# [AIM]
Each record below should be output verbatim, without pictures.

# [SUPPLIED RECORDS]
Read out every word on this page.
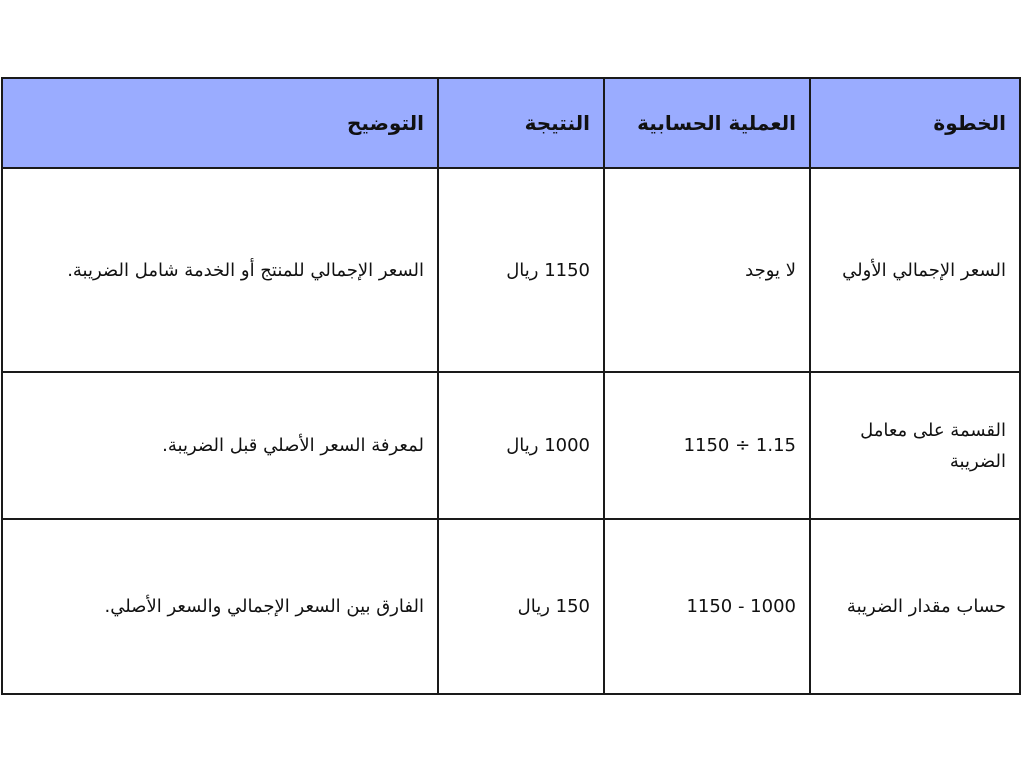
الخطوة	العملية الحسابية	النتيجة	التوضيح
السعر الإجمالي الأولي	لا يوجد	1150 ريال	السعر الإجمالي للمنتج أو الخدمة شامل الضريبة.
القسمة على معامل الضريبة	1150 ÷ 1.15	1000 ريال	لمعرفة السعر الأصلي قبل الضريبة.
حساب مقدار الضريبة	1150 - 1000	150 ريال	الفارق بين السعر الإجمالي والسعر الأصلي.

# [RESULT]
Read out every word on this page.
الخطوة	العملية الحسابية	النتيجة	التوضيح
السعر الإجمالي الأولي	لا يوجد	1150 ريال	السعر الإجمالي للمنتج أو الخدمة شامل الضريبة.
القسمة على معامل الضريبة	1150 ÷ 1.15	1000 ريال	لمعرفة السعر الأصلي قبل الضريبة.
حساب مقدار الضريبة	1150 - 1000	150 ريال	الفارق بين السعر الإجمالي والسعر الأصلي.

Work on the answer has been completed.